SHORT EXERCISE: Transcribe the entries below, from the line containing "foreign-tax-id-label-text: Foreign Tax" up to and including the line containing "menu-dashboard[interactable]: Dashboard: [242, 17, 351, 41]".

SUPPLIED DATA:
┄┄┄┄┄┄┄┄┄┄
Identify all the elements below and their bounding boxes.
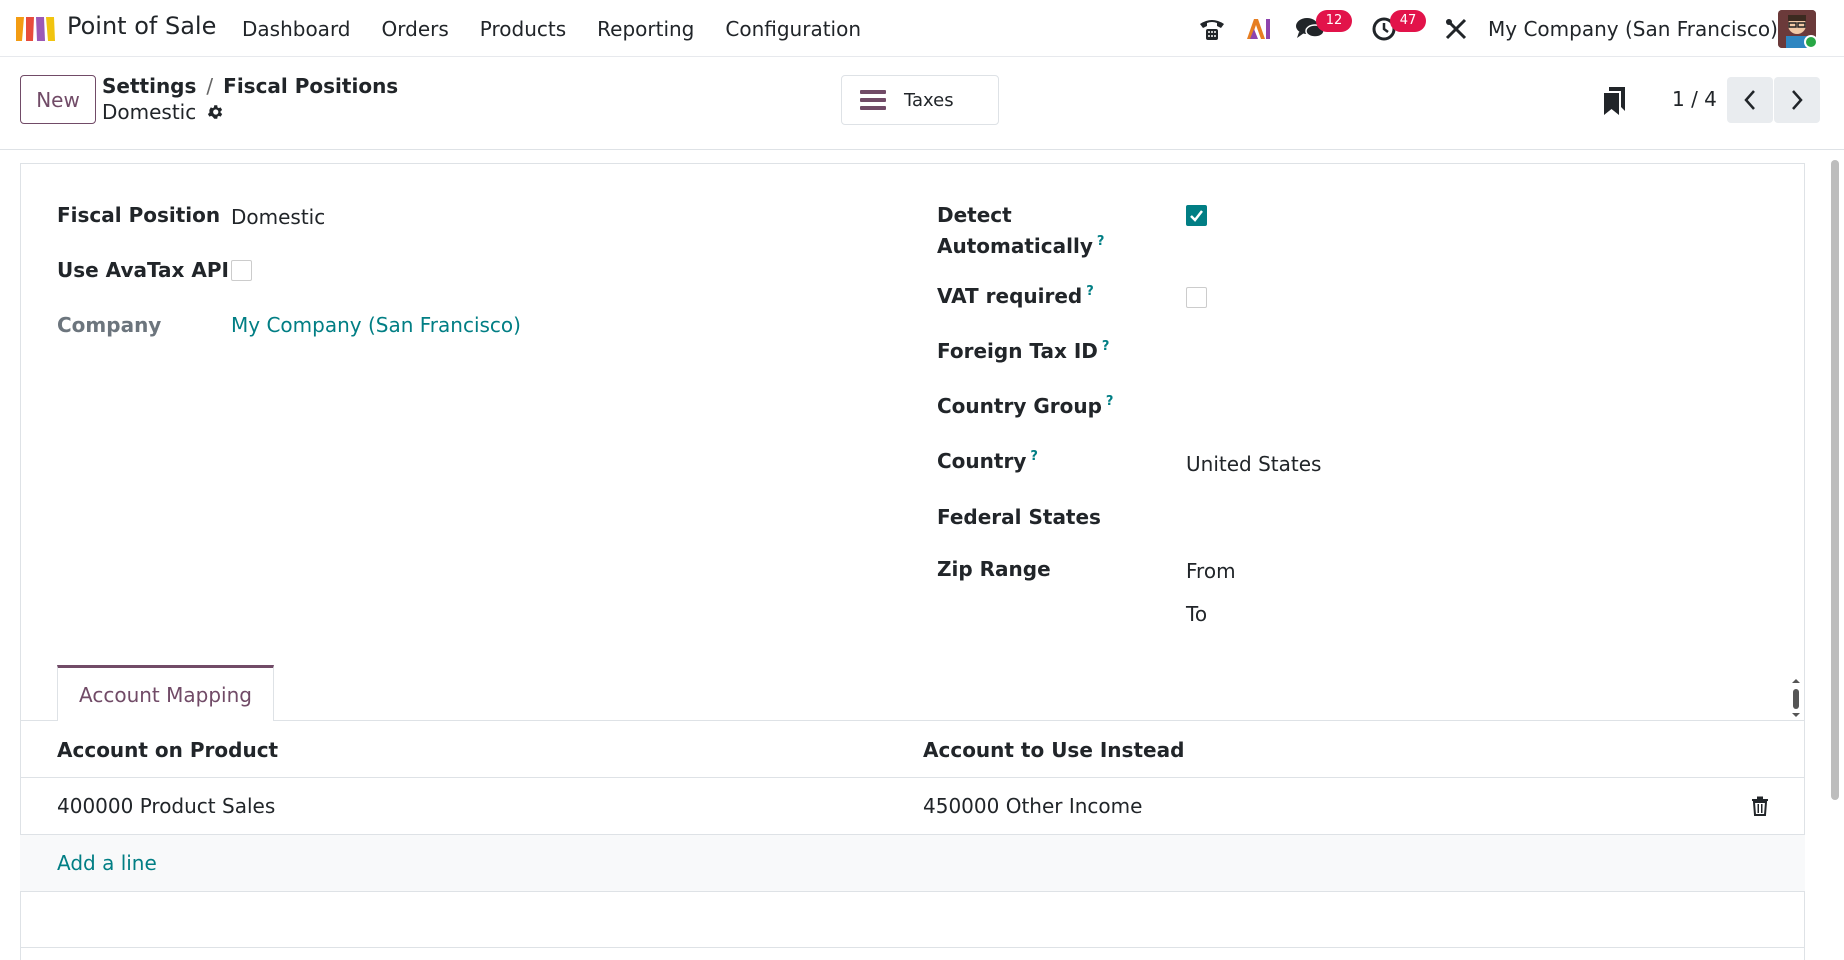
foreign-tax-id-label-text: Foreign Tax ID: [937, 339, 1098, 363]
add-a-line-link[interactable]: Add a line: [57, 851, 157, 875]
page-scrollbar[interactable]: [1831, 160, 1839, 800]
company-switcher[interactable]: My Company (San Francisco): [1488, 17, 1778, 41]
pager-next-button[interactable]: [1774, 77, 1820, 123]
vat-required-checkbox[interactable]: [1186, 287, 1207, 308]
country-group-label-text: Country Group: [937, 394, 1102, 418]
menu-dashboard[interactable]: Dashboard: [242, 17, 351, 41]
zip-from-field[interactable]: From: [1186, 559, 1236, 583]
detect-automatically-label: Automatically?: [937, 234, 1104, 258]
company-label: Company: [57, 313, 162, 337]
point-of-sale-logo-icon[interactable]: [14, 13, 56, 43]
taxes-button-label: Taxes: [904, 89, 954, 111]
company-field[interactable]: My Company (San Francisco): [231, 313, 521, 337]
messages-badge: 12: [1316, 10, 1352, 32]
activities-icon[interactable]: 47: [1366, 0, 1426, 57]
breadcrumb-fiscal-positions[interactable]: Fiscal Positions: [223, 74, 398, 98]
help-tooltip-icon[interactable]: ?: [1030, 449, 1038, 464]
vat-required-label-text: VAT required: [937, 284, 1083, 308]
new-button[interactable]: New: [20, 75, 96, 124]
breadcrumb: Settings / Fiscal Positions: [102, 74, 398, 98]
column-account-to-use-instead[interactable]: Account to Use Instead: [923, 738, 1184, 762]
vat-required-label: VAT required?: [937, 284, 1094, 308]
activities-badge: 47: [1390, 10, 1426, 32]
menu-products[interactable]: Products: [480, 17, 566, 41]
country-label: Country?: [937, 449, 1038, 473]
column-account-on-product[interactable]: Account on Product: [57, 738, 278, 762]
menu-reporting[interactable]: Reporting: [597, 17, 694, 41]
country-group-label: Country Group?: [937, 394, 1113, 418]
online-status-icon: [1804, 35, 1818, 49]
federal-states-label: Federal States: [937, 505, 1101, 529]
detect-automatically-label-line1: Detect: [937, 203, 1012, 227]
table-row[interactable]: 400000 Product Sales 450000 Other Income: [20, 778, 1805, 835]
detect-automatically-label-line2: Automatically: [937, 234, 1093, 258]
menu-configuration[interactable]: Configuration: [725, 17, 861, 41]
menu-orders[interactable]: Orders: [382, 17, 449, 41]
record-name: Domestic: [102, 100, 197, 124]
inner-scrollbar[interactable]: [1790, 678, 1802, 718]
fiscal-position-label: Fiscal Position: [57, 203, 221, 227]
breadcrumb-separator: /: [206, 74, 214, 98]
account-table-header: Account on Product Account to Use Instea…: [20, 721, 1805, 778]
debug-tools-icon[interactable]: [1438, 0, 1474, 57]
phone-icon[interactable]: [1194, 0, 1230, 57]
ai-icon[interactable]: [1244, 0, 1274, 57]
zip-range-label: Zip Range: [937, 557, 1051, 581]
use-avatax-checkbox[interactable]: [231, 260, 252, 281]
pager-value[interactable]: 1 / 4: [1672, 87, 1717, 111]
chevron-right-icon: [1792, 90, 1803, 110]
main-menu: Dashboard Orders Products Reporting Conf…: [242, 17, 892, 41]
fiscal-position-field[interactable]: Domestic: [231, 205, 325, 229]
trash-icon[interactable]: [1751, 796, 1769, 816]
checkmark-icon: [1190, 210, 1203, 222]
account-on-product-cell[interactable]: 400000 Product Sales: [57, 794, 275, 818]
country-label-text: Country: [937, 449, 1027, 473]
help-tooltip-icon[interactable]: ?: [1106, 394, 1114, 409]
breadcrumb-settings[interactable]: Settings: [102, 74, 196, 98]
country-field[interactable]: United States: [1186, 452, 1321, 476]
control-panel: New Settings / Fiscal Positions Domestic T…: [0, 57, 1844, 150]
help-tooltip-icon[interactable]: ?: [1086, 284, 1094, 299]
pager-previous-button[interactable]: [1727, 77, 1773, 123]
detect-automatically-checkbox[interactable]: [1186, 205, 1207, 226]
bookmark-icon[interactable]: [1604, 87, 1626, 115]
taxes-button[interactable]: Taxes: [841, 75, 999, 125]
top-navbar: Point of Sale Dashboard Orders Products …: [0, 0, 1844, 57]
messages-icon[interactable]: 12: [1292, 0, 1352, 57]
chevron-left-icon: [1744, 90, 1755, 110]
gear-icon[interactable]: [206, 103, 224, 121]
help-tooltip-icon[interactable]: ?: [1102, 339, 1110, 354]
tab-account-mapping[interactable]: Account Mapping: [57, 665, 274, 721]
add-line-row: Add a line: [20, 835, 1805, 892]
use-avatax-label: Use AvaTax API: [57, 258, 229, 282]
zip-to-field[interactable]: To: [1186, 602, 1207, 626]
help-tooltip-icon[interactable]: ?: [1097, 234, 1105, 249]
empty-table-row: [20, 892, 1805, 948]
record-title: Domestic: [102, 100, 224, 124]
account-to-use-instead-cell[interactable]: 450000 Other Income: [923, 794, 1142, 818]
foreign-tax-id-label: Foreign Tax ID?: [937, 339, 1109, 363]
hamburger-icon: [860, 90, 886, 110]
app-name[interactable]: Point of Sale: [67, 12, 216, 40]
┄┄┄┄┄┄┄┄┄┄
OUTPUT FOR THIS EXERCISE:
foreign-tax-id-label-text: Foreign Tax ID: [937, 339, 1098, 363]
add-a-line-link[interactable]: Add a line: [57, 851, 157, 875]
page-scrollbar[interactable]: [1831, 160, 1839, 800]
company-switcher[interactable]: My Company (San Francisco): [1488, 17, 1778, 41]
pager-next-button[interactable]: [1774, 77, 1820, 123]
vat-required-checkbox[interactable]: [1186, 287, 1207, 308]
country-group-label-text: Country Group: [937, 394, 1102, 418]
menu-dashboard[interactable]: Dashboard: [242, 17, 351, 41]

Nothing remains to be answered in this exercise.